→ **REQUEST**
Transcribe the full listing below exactly.

→ **RECORDS SUPPLIED**
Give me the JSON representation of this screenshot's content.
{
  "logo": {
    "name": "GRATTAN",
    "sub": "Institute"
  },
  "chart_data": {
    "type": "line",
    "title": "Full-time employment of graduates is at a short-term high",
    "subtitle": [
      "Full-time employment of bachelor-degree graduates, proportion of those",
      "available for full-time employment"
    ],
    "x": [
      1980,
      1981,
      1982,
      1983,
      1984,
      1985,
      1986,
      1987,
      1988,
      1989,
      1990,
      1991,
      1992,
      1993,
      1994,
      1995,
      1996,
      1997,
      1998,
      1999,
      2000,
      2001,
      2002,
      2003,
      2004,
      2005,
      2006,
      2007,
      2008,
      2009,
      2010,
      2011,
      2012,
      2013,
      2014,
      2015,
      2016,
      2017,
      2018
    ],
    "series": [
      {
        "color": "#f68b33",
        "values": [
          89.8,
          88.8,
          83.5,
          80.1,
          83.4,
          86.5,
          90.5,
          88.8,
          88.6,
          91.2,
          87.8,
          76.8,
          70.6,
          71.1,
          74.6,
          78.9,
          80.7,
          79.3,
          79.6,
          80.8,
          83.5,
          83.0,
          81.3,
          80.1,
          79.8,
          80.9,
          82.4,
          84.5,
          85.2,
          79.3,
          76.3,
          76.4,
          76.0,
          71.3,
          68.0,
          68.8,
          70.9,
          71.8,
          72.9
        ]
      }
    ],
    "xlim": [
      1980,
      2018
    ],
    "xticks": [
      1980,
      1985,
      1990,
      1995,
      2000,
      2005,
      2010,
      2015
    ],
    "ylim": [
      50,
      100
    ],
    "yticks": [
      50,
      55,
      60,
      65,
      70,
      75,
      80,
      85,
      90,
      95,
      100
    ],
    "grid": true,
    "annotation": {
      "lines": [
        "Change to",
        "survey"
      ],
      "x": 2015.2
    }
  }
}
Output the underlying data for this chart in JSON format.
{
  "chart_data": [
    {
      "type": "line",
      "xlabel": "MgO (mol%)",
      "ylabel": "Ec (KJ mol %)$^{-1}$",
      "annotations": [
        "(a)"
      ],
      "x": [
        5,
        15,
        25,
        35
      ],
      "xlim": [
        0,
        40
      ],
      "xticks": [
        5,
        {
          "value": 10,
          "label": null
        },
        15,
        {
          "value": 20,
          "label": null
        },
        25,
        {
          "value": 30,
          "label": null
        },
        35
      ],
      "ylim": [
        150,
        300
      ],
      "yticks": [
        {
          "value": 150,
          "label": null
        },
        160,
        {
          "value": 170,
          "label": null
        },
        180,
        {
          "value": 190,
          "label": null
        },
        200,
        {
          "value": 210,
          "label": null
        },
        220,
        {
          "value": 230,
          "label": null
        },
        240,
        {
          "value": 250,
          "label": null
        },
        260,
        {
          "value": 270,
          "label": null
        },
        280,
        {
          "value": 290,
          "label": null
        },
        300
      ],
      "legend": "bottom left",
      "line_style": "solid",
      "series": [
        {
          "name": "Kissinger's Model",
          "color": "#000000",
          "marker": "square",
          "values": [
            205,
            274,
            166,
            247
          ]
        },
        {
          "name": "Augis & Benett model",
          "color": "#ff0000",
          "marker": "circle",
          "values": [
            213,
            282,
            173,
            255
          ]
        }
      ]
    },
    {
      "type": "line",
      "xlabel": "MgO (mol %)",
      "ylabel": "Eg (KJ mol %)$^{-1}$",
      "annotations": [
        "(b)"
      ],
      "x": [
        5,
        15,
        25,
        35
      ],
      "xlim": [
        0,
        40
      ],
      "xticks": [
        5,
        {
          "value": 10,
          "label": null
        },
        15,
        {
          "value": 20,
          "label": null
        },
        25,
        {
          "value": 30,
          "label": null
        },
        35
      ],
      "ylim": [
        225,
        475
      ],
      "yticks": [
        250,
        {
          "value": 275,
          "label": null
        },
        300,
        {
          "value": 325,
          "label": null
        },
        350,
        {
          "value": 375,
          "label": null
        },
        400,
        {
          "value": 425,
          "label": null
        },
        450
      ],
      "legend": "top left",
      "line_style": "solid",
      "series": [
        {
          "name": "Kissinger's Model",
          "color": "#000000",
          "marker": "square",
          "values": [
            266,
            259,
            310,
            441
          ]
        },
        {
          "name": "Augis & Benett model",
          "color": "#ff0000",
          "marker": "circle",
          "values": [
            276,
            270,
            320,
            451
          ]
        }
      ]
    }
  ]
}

→ **TASK ANSWER**
Give me the JSON representation of this screenshot's content.
{
  "logo": {
    "name": "GRATTAN",
    "sub": "Institute"
  },
  "chart_data": {
    "type": "line",
    "title": "Full-time employment of graduates is at a short-term high",
    "subtitle": [
      "Full-time employment of bachelor-degree graduates, proportion of those",
      "available for full-time employment"
    ],
    "x": [
      1980,
      1981,
      1982,
      1983,
      1984,
      1985,
      1986,
      1987,
      1988,
      1989,
      1990,
      1991,
      1992,
      1993,
      1994,
      1995,
      1996,
      1997,
      1998,
      1999,
      2000,
      2001,
      2002,
      2003,
      2004,
      2005,
      2006,
      2007,
      2008,
      2009,
      2010,
      2011,
      2012,
      2013,
      2014,
      2015,
      2016,
      2017,
      2018
    ],
    "series": [
      {
        "color": "#f68b33",
        "values": [
          89.8,
          88.8,
          83.5,
          80.1,
          83.4,
          86.5,
          90.5,
          88.8,
          88.6,
          91.2,
          87.8,
          76.8,
          70.6,
          71.1,
          74.6,
          78.9,
          80.7,
          79.3,
          79.6,
          80.8,
          83.5,
          83.0,
          81.3,
          80.1,
          79.8,
          80.9,
          82.4,
          84.5,
          85.2,
          79.3,
          76.3,
          76.4,
          76.0,
          71.3,
          68.0,
          68.8,
          70.9,
          71.8,
          72.9
        ]
      }
    ],
    "xlim": [
      1980,
      2018
    ],
    "xticks": [
      1980,
      1985,
      1990,
      1995,
      2000,
      2005,
      2010,
      2015
    ],
    "ylim": [
      50,
      100
    ],
    "yticks": [
      50,
      55,
      60,
      65,
      70,
      75,
      80,
      85,
      90,
      95,
      100
    ],
    "grid": true,
    "annotation": {
      "lines": [
        "Change to",
        "survey"
      ],
      "x": 2015.2
    }
  }
}
Output the underlying data for this chart in JSON format.
{
  "chart_data": [
    {
      "type": "line",
      "xlabel": "MgO (mol%)",
      "ylabel": "Ec (KJ mol %)$^{-1}$",
      "annotations": [
        "(a)"
      ],
      "x": [
        5,
        15,
        25,
        35
      ],
      "xlim": [
        0,
        40
      ],
      "xticks": [
        5,
        {
          "value": 10,
          "label": null
        },
        15,
        {
          "value": 20,
          "label": null
        },
        25,
        {
          "value": 30,
          "label": null
        },
        35
      ],
      "ylim": [
        150,
        300
      ],
      "yticks": [
        {
          "value": 150,
          "label": null
        },
        160,
        {
          "value": 170,
          "label": null
        },
        180,
        {
          "value": 190,
          "label": null
        },
        200,
        {
          "value": 210,
          "label": null
        },
        220,
        {
          "value": 230,
          "label": null
        },
        240,
        {
          "value": 250,
          "label": null
        },
        260,
        {
          "value": 270,
          "label": null
        },
        280,
        {
          "value": 290,
          "label": null
        },
        300
      ],
      "legend": "bottom left",
      "line_style": "solid",
      "series": [
        {
          "name": "Kissinger's Model",
          "color": "#000000",
          "marker": "square",
          "values": [
            205,
            274,
            166,
            247
          ]
        },
        {
          "name": "Augis & Benett model",
          "color": "#ff0000",
          "marker": "circle",
          "values": [
            213,
            282,
            173,
            255
          ]
        }
      ]
    },
    {
      "type": "line",
      "xlabel": "MgO (mol %)",
      "ylabel": "Eg (KJ mol %)$^{-1}$",
      "annotations": [
        "(b)"
      ],
      "x": [
        5,
        15,
        25,
        35
      ],
      "xlim": [
        0,
        40
      ],
      "xticks": [
        5,
        {
          "value": 10,
          "label": null
        },
        15,
        {
          "value": 20,
          "label": null
        },
        25,
        {
          "value": 30,
          "label": null
        },
        35
      ],
      "ylim": [
        225,
        475
      ],
      "yticks": [
        250,
        {
          "value": 275,
          "label": null
        },
        300,
        {
          "value": 325,
          "label": null
        },
        350,
        {
          "value": 375,
          "label": null
        },
        400,
        {
          "value": 425,
          "label": null
        },
        450
      ],
      "legend": "top left",
      "line_style": "solid",
      "series": [
        {
          "name": "Kissinger's Model",
          "color": "#000000",
          "marker": "square",
          "values": [
            266,
            259,
            310,
            441
          ]
        },
        {
          "name": "Augis & Benett model",
          "color": "#ff0000",
          "marker": "circle",
          "values": [
            276,
            270,
            320,
            451
          ]
        }
      ]
    }
  ]
}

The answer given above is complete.